Begin Excerpted text

Motivation and Context

To make the larger PR simpler. These changes can be standalone.

Impact

Test Plan

Ran updated TestAnalyzer to make sure analysis changes didn't break anything.
Ran TestTableFunctionInvocation to make sure push down table functions aren't broken.

Contributor checklist

Please make sure your submission complies with our contributing guide, in particular code style and commit standards.
PR description addresses the issue accurately and concisely. If the change is non-trivial, a GitHub Issue is referenced.
Documented new properties (with its default value), SQL syntax, functions, or other functionality.
If release notes are required, they follow the release notes guidelines.
Adequate tests were added if applicable.
CI passed.
If adding new dependencies, verified they have an OpenSSF Scorecard score of 5.0 or higher (or obtained explicit TSC approval for lower scores).

Release Notes

Please follow release notes guidelines and fill in the release notes below.

== NO RELEASE NOTE ==

sourcery-ai · 2025-10-31T23:34:41Z

Reviewer's Guide

This PR refactors the table function planning and analysis flow by introducing copartitioning support, enforcing immutability in TableFunctionNode, enriching pass-through column metadata, and aligning tests and planner/parser components with these enhancements.

Class diagram for updated TableFunctionNode and related classes

classDiagram
class TableFunctionNode {
  - Map<String, Argument> arguments
  - List<VariableReferenceExpression> outputVariables
  - List<PlanNode> sources
  - List<TableArgumentProperties> tableArgumentProperties
  - List<List<String>> copartitioningLists
  - TableFunctionHandle handle
  + getArguments()
  + getOutputVariables()
  + getProperOutputs()
  + getTableArgumentProperties()
  + getCopartitioningLists()
  + getHandle()
}
class TableArgumentProperties {
  - String argumentName
  - boolean rowSemantics
  - boolean pruneWhenEmpty
  - PassThroughSpecification passThroughSpecification
  - List<VariableReferenceExpression> requiredColumns
  - Optional<DataOrganizationSpecification> specification
  + getArgumentName()

End Excerpted text
Begin Provided data

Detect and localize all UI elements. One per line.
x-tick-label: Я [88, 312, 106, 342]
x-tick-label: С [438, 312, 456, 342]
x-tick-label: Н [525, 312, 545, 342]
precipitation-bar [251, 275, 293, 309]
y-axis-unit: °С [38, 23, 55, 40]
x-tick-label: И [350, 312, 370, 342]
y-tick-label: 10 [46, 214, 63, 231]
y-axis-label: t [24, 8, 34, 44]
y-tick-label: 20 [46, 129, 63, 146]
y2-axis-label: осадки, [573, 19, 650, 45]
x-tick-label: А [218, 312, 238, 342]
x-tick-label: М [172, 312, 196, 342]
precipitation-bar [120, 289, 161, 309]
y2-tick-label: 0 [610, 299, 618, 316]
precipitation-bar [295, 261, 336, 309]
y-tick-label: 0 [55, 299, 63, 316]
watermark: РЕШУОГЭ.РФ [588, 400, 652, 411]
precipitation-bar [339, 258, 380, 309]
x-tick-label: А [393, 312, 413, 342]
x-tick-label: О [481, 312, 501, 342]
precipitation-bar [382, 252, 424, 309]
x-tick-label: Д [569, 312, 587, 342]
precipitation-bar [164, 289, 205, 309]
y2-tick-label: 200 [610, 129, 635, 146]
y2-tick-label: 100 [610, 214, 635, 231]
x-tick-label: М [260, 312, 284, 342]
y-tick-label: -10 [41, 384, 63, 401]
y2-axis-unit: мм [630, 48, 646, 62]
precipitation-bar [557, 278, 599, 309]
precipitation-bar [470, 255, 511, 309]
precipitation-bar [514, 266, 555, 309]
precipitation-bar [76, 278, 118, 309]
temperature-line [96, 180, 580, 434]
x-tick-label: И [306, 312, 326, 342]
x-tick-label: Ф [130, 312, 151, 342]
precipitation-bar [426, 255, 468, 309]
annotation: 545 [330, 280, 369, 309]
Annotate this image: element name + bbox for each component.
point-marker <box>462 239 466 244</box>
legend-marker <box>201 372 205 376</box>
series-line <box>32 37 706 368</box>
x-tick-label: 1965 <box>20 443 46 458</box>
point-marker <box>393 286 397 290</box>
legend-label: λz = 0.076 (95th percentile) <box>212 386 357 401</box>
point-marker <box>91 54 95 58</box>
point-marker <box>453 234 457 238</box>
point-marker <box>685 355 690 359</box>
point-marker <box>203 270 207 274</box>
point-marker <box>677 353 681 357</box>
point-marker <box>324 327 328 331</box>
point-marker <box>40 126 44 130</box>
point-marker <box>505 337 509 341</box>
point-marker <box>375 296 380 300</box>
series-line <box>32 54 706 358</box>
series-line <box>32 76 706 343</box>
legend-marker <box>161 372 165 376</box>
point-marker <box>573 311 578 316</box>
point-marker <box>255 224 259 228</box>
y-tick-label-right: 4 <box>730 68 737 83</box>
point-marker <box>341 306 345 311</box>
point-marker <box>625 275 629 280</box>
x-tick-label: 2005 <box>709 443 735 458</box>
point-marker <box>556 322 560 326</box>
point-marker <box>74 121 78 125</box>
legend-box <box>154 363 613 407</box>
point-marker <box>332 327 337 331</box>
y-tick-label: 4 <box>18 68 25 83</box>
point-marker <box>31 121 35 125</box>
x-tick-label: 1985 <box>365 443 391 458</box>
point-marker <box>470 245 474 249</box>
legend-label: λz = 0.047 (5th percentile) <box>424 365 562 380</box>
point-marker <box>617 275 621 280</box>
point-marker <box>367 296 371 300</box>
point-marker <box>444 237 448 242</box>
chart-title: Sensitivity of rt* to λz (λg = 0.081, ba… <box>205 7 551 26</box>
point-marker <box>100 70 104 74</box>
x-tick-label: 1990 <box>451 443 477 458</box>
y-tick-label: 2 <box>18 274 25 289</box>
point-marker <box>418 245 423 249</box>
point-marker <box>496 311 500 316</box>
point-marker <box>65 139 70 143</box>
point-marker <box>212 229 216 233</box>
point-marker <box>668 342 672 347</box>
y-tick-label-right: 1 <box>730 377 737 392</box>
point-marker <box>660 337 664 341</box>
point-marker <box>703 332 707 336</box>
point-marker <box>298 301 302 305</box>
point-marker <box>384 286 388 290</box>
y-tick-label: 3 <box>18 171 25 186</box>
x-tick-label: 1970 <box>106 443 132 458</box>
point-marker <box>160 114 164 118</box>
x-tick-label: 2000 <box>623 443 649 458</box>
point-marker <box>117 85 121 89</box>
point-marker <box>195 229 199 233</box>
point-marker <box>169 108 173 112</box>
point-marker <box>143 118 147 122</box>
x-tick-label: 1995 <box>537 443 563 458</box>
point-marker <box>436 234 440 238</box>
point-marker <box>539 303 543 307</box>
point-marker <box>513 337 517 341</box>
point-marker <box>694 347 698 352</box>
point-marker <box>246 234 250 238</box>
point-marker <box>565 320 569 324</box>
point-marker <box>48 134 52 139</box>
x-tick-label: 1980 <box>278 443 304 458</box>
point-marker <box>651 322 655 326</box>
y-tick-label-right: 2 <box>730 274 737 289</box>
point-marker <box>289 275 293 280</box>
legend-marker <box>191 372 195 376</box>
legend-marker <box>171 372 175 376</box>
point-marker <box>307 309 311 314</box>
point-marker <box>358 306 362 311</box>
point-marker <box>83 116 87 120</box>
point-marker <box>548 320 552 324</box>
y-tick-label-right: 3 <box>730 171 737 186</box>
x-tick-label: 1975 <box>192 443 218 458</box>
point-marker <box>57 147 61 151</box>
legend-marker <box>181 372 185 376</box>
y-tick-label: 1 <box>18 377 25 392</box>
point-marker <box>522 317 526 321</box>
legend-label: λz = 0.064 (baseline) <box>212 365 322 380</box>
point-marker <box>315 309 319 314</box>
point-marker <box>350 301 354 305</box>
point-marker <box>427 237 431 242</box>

End Provided data

> **Requirement 1**
According to the PR description, which test was run to confirm that push down table functions aren't broken?
> **Requirement 2**
Pull out every line of the listing that contains the string "axis", treating case as significant.

> **Task response 1**
TestTableFunctionInvocation

> **Task response 2**
y-axis-unit: °С [38, 23, 55, 40]
y-axis-label: t [24, 8, 34, 44]
y2-axis-label: осадки, [573, 19, 650, 45]
y2-axis-unit: мм [630, 48, 646, 62]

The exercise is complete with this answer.